Problem to work on
Lines holding the string "JSON" are the ones to copy from this listing.
Start Records to use
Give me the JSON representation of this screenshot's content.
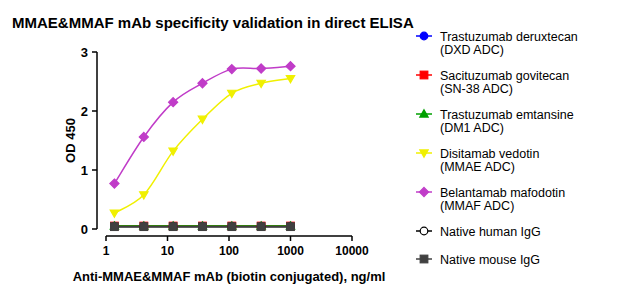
{
  "chart_data": {
    "type": "line",
    "title": "MMAE&MMAF mAb specificity validation in direct ELISA",
    "x_label": "Anti-MMAE&MMAF mAb (biotin conjugated), ng/ml",
    "y_label": "OD 450",
    "log": "x",
    "xlim": [
      1,
      10000
    ],
    "xticks": [
      1,
      10,
      100,
      1000,
      10000
    ],
    "ylim": [
      0,
      3
    ],
    "yticks": [
      0,
      1,
      2,
      3
    ],
    "x": [
      1.37,
      4.12,
      12.35,
      37.04,
      111.1,
      333.3,
      1000
    ],
    "legend": "right",
    "series": [
      {
        "name": "Trastuzumab deruxtecan (DXD ADC)",
        "color": "#0000ff",
        "marker": "circle",
        "values": [
          0.05,
          0.05,
          0.05,
          0.05,
          0.05,
          0.05,
          0.05
        ]
      },
      {
        "name": "Sacituzumab govitecan (SN-38 ADC)",
        "color": "#ff0000",
        "marker": "square",
        "values": [
          0.05,
          0.05,
          0.05,
          0.05,
          0.05,
          0.05,
          0.05
        ]
      },
      {
        "name": "Trastuzumab emtansine (DM1 ADC)",
        "color": "#00a000",
        "marker": "triangle",
        "values": [
          0.05,
          0.05,
          0.05,
          0.05,
          0.05,
          0.05,
          0.05
        ]
      },
      {
        "name": "Disitamab vedotin (MMAE ADC)",
        "color": "#f0f000",
        "marker": "triangle-down",
        "values": [
          0.27,
          0.58,
          1.32,
          1.86,
          2.3,
          2.47,
          2.55
        ]
      },
      {
        "name": "Belantamab mafodotin (MMAF ADC)",
        "color": "#c03cc8",
        "marker": "diamond",
        "values": [
          0.77,
          1.56,
          2.15,
          2.47,
          2.71,
          2.72,
          2.76
        ]
      },
      {
        "name": "Native human IgG",
        "color": "#000000",
        "marker": "circle-open",
        "values": [
          0.04,
          0.04,
          0.04,
          0.04,
          0.04,
          0.04,
          0.04
        ]
      },
      {
        "name": "Native mouse IgG",
        "color": "#404040",
        "marker": "square",
        "values": [
          0.04,
          0.04,
          0.04,
          0.04,
          0.04,
          0.04,
          0.04
        ]
      }
    ]
  }
}
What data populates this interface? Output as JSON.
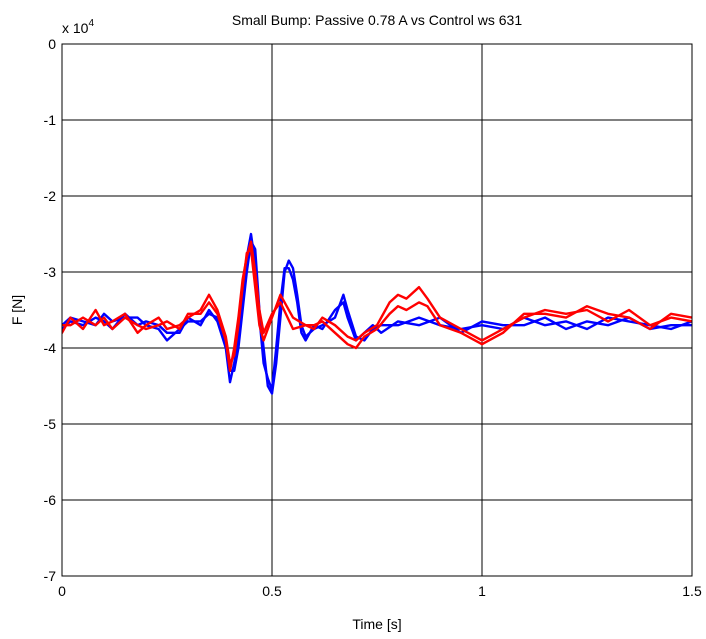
{
  "chart_data": {
    "type": "line",
    "title": "Small Bump: Passive 0.78 A vs Control ws 631",
    "xlabel": "Time [s]",
    "ylabel": "F [N]",
    "y_multiplier_label": "x 10",
    "y_multiplier_exponent": "4",
    "xlim": [
      0,
      1.5
    ],
    "ylim": [
      -7,
      0
    ],
    "y_scale_factor": 10000,
    "xticks": [
      0,
      0.5,
      1,
      1.5
    ],
    "xtick_labels": [
      "0",
      "0.5",
      "1",
      "1.5"
    ],
    "yticks": [
      0,
      -1,
      -2,
      -3,
      -4,
      -5,
      -6,
      -7
    ],
    "ytick_labels": [
      "0",
      "-1",
      "-2",
      "-3",
      "-4",
      "-5",
      "-6",
      "-7"
    ],
    "grid": true,
    "legend": "none",
    "colors": {
      "passive": "#0000ff",
      "control": "#ff0000"
    },
    "series": [
      {
        "color": "#0000ff",
        "x": [
          0,
          0.02,
          0.05,
          0.08,
          0.1,
          0.12,
          0.15,
          0.18,
          0.2,
          0.23,
          0.25,
          0.28,
          0.3,
          0.33,
          0.35,
          0.37,
          0.39,
          0.4,
          0.41,
          0.42,
          0.43,
          0.44,
          0.45,
          0.46,
          0.47,
          0.48,
          0.49,
          0.5,
          0.51,
          0.52,
          0.53,
          0.54,
          0.55,
          0.56,
          0.57,
          0.58,
          0.6,
          0.62,
          0.65,
          0.67,
          0.68,
          0.7,
          0.72,
          0.74,
          0.76,
          0.8,
          0.85,
          0.9,
          0.95,
          1,
          1.05,
          1.1,
          1.15,
          1.2,
          1.25,
          1.3,
          1.35,
          1.4,
          1.45,
          1.5
        ],
        "values": [
          -3.7,
          -3.6,
          -3.65,
          -3.7,
          -3.55,
          -3.65,
          -3.6,
          -3.6,
          -3.7,
          -3.75,
          -3.9,
          -3.75,
          -3.65,
          -3.65,
          -3.55,
          -3.6,
          -3.9,
          -4.3,
          -4.3,
          -4.0,
          -3.5,
          -3.0,
          -2.6,
          -2.7,
          -3.5,
          -4.0,
          -4.5,
          -4.6,
          -4.2,
          -3.6,
          -3.0,
          -2.85,
          -2.95,
          -3.3,
          -3.7,
          -3.85,
          -3.75,
          -3.7,
          -3.6,
          -3.3,
          -3.5,
          -3.85,
          -3.9,
          -3.75,
          -3.7,
          -3.7,
          -3.6,
          -3.7,
          -3.75,
          -3.7,
          -3.75,
          -3.6,
          -3.7,
          -3.65,
          -3.75,
          -3.6,
          -3.65,
          -3.7,
          -3.75,
          -3.65
        ]
      },
      {
        "color": "#0000ff",
        "x": [
          0,
          0.02,
          0.05,
          0.08,
          0.1,
          0.12,
          0.15,
          0.18,
          0.2,
          0.23,
          0.25,
          0.28,
          0.3,
          0.33,
          0.35,
          0.37,
          0.39,
          0.4,
          0.41,
          0.42,
          0.43,
          0.44,
          0.45,
          0.46,
          0.47,
          0.48,
          0.49,
          0.5,
          0.51,
          0.52,
          0.53,
          0.54,
          0.55,
          0.56,
          0.57,
          0.58,
          0.6,
          0.62,
          0.65,
          0.67,
          0.68,
          0.7,
          0.72,
          0.74,
          0.76,
          0.8,
          0.85,
          0.9,
          0.95,
          1,
          1.05,
          1.1,
          1.15,
          1.2,
          1.25,
          1.3,
          1.35,
          1.4,
          1.45,
          1.5
        ],
        "values": [
          -3.75,
          -3.65,
          -3.7,
          -3.6,
          -3.65,
          -3.75,
          -3.55,
          -3.7,
          -3.65,
          -3.7,
          -3.8,
          -3.8,
          -3.6,
          -3.7,
          -3.5,
          -3.65,
          -4.0,
          -4.45,
          -4.2,
          -3.9,
          -3.4,
          -2.8,
          -2.5,
          -2.9,
          -3.6,
          -4.2,
          -4.4,
          -4.55,
          -4.0,
          -3.4,
          -2.95,
          -2.95,
          -3.1,
          -3.4,
          -3.8,
          -3.9,
          -3.7,
          -3.75,
          -3.5,
          -3.4,
          -3.6,
          -3.9,
          -3.8,
          -3.7,
          -3.8,
          -3.65,
          -3.7,
          -3.6,
          -3.8,
          -3.65,
          -3.7,
          -3.7,
          -3.6,
          -3.75,
          -3.65,
          -3.7,
          -3.6,
          -3.75,
          -3.7,
          -3.7
        ]
      },
      {
        "color": "#ff0000",
        "x": [
          0,
          0.02,
          0.05,
          0.08,
          0.1,
          0.12,
          0.15,
          0.18,
          0.2,
          0.23,
          0.25,
          0.28,
          0.3,
          0.33,
          0.35,
          0.37,
          0.39,
          0.4,
          0.41,
          0.42,
          0.43,
          0.44,
          0.45,
          0.46,
          0.47,
          0.48,
          0.5,
          0.52,
          0.55,
          0.58,
          0.6,
          0.62,
          0.65,
          0.68,
          0.7,
          0.72,
          0.75,
          0.78,
          0.8,
          0.82,
          0.85,
          0.87,
          0.9,
          0.95,
          1,
          1.05,
          1.1,
          1.15,
          1.2,
          1.25,
          1.3,
          1.35,
          1.4,
          1.45,
          1.5
        ],
        "values": [
          -3.8,
          -3.6,
          -3.75,
          -3.5,
          -3.7,
          -3.65,
          -3.55,
          -3.8,
          -3.7,
          -3.6,
          -3.75,
          -3.7,
          -3.6,
          -3.5,
          -3.3,
          -3.5,
          -3.85,
          -4.2,
          -4.1,
          -3.7,
          -3.2,
          -2.75,
          -2.7,
          -3.2,
          -3.7,
          -3.9,
          -3.6,
          -3.3,
          -3.6,
          -3.7,
          -3.75,
          -3.6,
          -3.7,
          -3.85,
          -3.9,
          -3.8,
          -3.7,
          -3.4,
          -3.3,
          -3.35,
          -3.2,
          -3.35,
          -3.6,
          -3.75,
          -3.9,
          -3.75,
          -3.6,
          -3.5,
          -3.55,
          -3.5,
          -3.65,
          -3.5,
          -3.7,
          -3.6,
          -3.65
        ]
      },
      {
        "color": "#ff0000",
        "x": [
          0,
          0.02,
          0.05,
          0.08,
          0.1,
          0.12,
          0.15,
          0.18,
          0.2,
          0.23,
          0.25,
          0.28,
          0.3,
          0.33,
          0.35,
          0.37,
          0.39,
          0.4,
          0.41,
          0.42,
          0.43,
          0.44,
          0.45,
          0.46,
          0.47,
          0.48,
          0.5,
          0.52,
          0.55,
          0.58,
          0.6,
          0.62,
          0.65,
          0.68,
          0.7,
          0.72,
          0.75,
          0.78,
          0.8,
          0.82,
          0.85,
          0.87,
          0.9,
          0.95,
          1,
          1.05,
          1.1,
          1.15,
          1.2,
          1.25,
          1.3,
          1.35,
          1.4,
          1.45,
          1.5
        ],
        "values": [
          -3.7,
          -3.7,
          -3.6,
          -3.7,
          -3.6,
          -3.75,
          -3.6,
          -3.7,
          -3.75,
          -3.7,
          -3.65,
          -3.75,
          -3.55,
          -3.55,
          -3.4,
          -3.55,
          -3.9,
          -4.3,
          -4.0,
          -3.6,
          -3.1,
          -2.8,
          -2.6,
          -3.0,
          -3.5,
          -3.8,
          -3.55,
          -3.4,
          -3.75,
          -3.7,
          -3.7,
          -3.65,
          -3.8,
          -3.95,
          -4.0,
          -3.85,
          -3.75,
          -3.55,
          -3.45,
          -3.5,
          -3.4,
          -3.45,
          -3.7,
          -3.8,
          -3.95,
          -3.8,
          -3.55,
          -3.55,
          -3.6,
          -3.45,
          -3.55,
          -3.6,
          -3.75,
          -3.55,
          -3.6
        ]
      }
    ]
  }
}
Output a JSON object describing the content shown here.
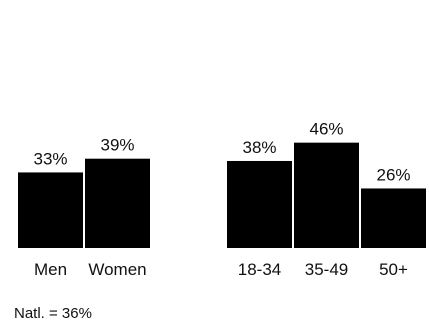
{
  "chart_data": {
    "type": "bar",
    "bar_color": "#000000",
    "text_color": "#111111",
    "groups": [
      {
        "categories": [
          "Men",
          "Women"
        ],
        "values": [
          33,
          39
        ],
        "value_labels": [
          "33%",
          "39%"
        ]
      },
      {
        "categories": [
          "18-34",
          "35-49",
          "50+"
        ],
        "values": [
          38,
          46,
          26
        ],
        "value_labels": [
          "38%",
          "46%",
          "26%"
        ]
      }
    ],
    "note": "Natl. = 36%"
  }
}
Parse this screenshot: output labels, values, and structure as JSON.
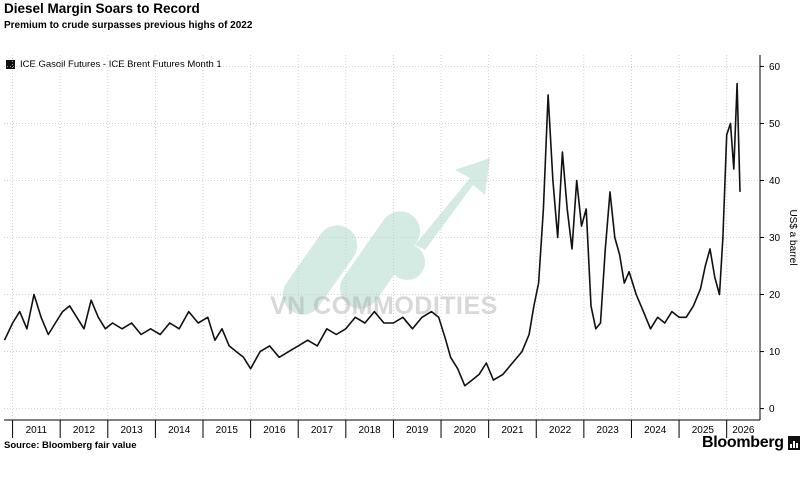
{
  "title": "Diesel Margin Soars to Record",
  "subtitle": "Premium to crude surpasses previous highs of 2022",
  "source": "Source: Bloomberg fair value",
  "brand": "Bloomberg",
  "watermark": "VN COMMODITIES",
  "colors": {
    "line": "#111111",
    "grid": "#c8c8c8",
    "axis": "#000000"
  },
  "chart_data": {
    "type": "line",
    "title": "Diesel Margin Soars to Record",
    "subtitle": "Premium to crude surpasses previous highs of 2022",
    "ylabel": "US$ a barrel",
    "y_axis_side": "right",
    "ylim": [
      -2,
      62
    ],
    "yticks": [
      0,
      10,
      20,
      30,
      40,
      50,
      60
    ],
    "xlim": [
      2010.82,
      2026.7
    ],
    "xticks": [
      "2011",
      "2012",
      "2013",
      "2014",
      "2015",
      "2016",
      "2017",
      "2018",
      "2019",
      "2020",
      "2021",
      "2022",
      "2023",
      "2024",
      "2025",
      "2026"
    ],
    "grid": true,
    "legend_position": "top-left",
    "series": [
      {
        "name": "ICE Gasoil Futures - ICE Brent Futures Month 1",
        "x": [
          2010.83,
          2011.0,
          2011.15,
          2011.3,
          2011.45,
          2011.6,
          2011.75,
          2011.9,
          2012.05,
          2012.2,
          2012.35,
          2012.5,
          2012.65,
          2012.8,
          2012.95,
          2013.1,
          2013.3,
          2013.5,
          2013.7,
          2013.9,
          2014.1,
          2014.3,
          2014.5,
          2014.7,
          2014.9,
          2015.1,
          2015.25,
          2015.4,
          2015.55,
          2015.7,
          2015.85,
          2016.0,
          2016.2,
          2016.4,
          2016.6,
          2016.8,
          2017.0,
          2017.2,
          2017.4,
          2017.6,
          2017.8,
          2018.0,
          2018.2,
          2018.4,
          2018.6,
          2018.8,
          2019.0,
          2019.2,
          2019.4,
          2019.6,
          2019.8,
          2019.95,
          2020.1,
          2020.2,
          2020.35,
          2020.5,
          2020.65,
          2020.8,
          2020.95,
          2021.1,
          2021.3,
          2021.5,
          2021.7,
          2021.85,
          2021.95,
          2022.05,
          2022.15,
          2022.25,
          2022.35,
          2022.45,
          2022.55,
          2022.65,
          2022.75,
          2022.85,
          2022.95,
          2023.05,
          2023.15,
          2023.25,
          2023.35,
          2023.45,
          2023.55,
          2023.65,
          2023.75,
          2023.85,
          2023.95,
          2024.1,
          2024.25,
          2024.4,
          2024.55,
          2024.7,
          2024.85,
          2025.0,
          2025.15,
          2025.3,
          2025.45,
          2025.55,
          2025.65,
          2025.75,
          2025.85,
          2025.92,
          2026.0,
          2026.08,
          2026.15,
          2026.22,
          2026.28
        ],
        "values": [
          12,
          15,
          17,
          14,
          20,
          16,
          13,
          15,
          17,
          18,
          16,
          14,
          19,
          16,
          14,
          15,
          14,
          15,
          13,
          14,
          13,
          15,
          14,
          17,
          15,
          16,
          12,
          14,
          11,
          10,
          9,
          7,
          10,
          11,
          9,
          10,
          11,
          12,
          11,
          14,
          13,
          14,
          16,
          15,
          17,
          15,
          15,
          16,
          14,
          16,
          17,
          16,
          12,
          9,
          7,
          4,
          5,
          6,
          8,
          5,
          6,
          8,
          10,
          13,
          18,
          22,
          35,
          55,
          40,
          30,
          45,
          35,
          28,
          40,
          32,
          35,
          18,
          14,
          15,
          28,
          38,
          30,
          27,
          22,
          24,
          20,
          17,
          14,
          16,
          15,
          17,
          16,
          16,
          18,
          21,
          25,
          28,
          23,
          20,
          30,
          48,
          50,
          42,
          57,
          38
        ]
      }
    ]
  }
}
End Records to use
Worked answer
Give me the JSON representation of this screenshot's content.
What data populates this interface? Output as JSON.
Output a JSON object describing the content shown here.
Parse this screenshot: output labels, values, and structure as JSON.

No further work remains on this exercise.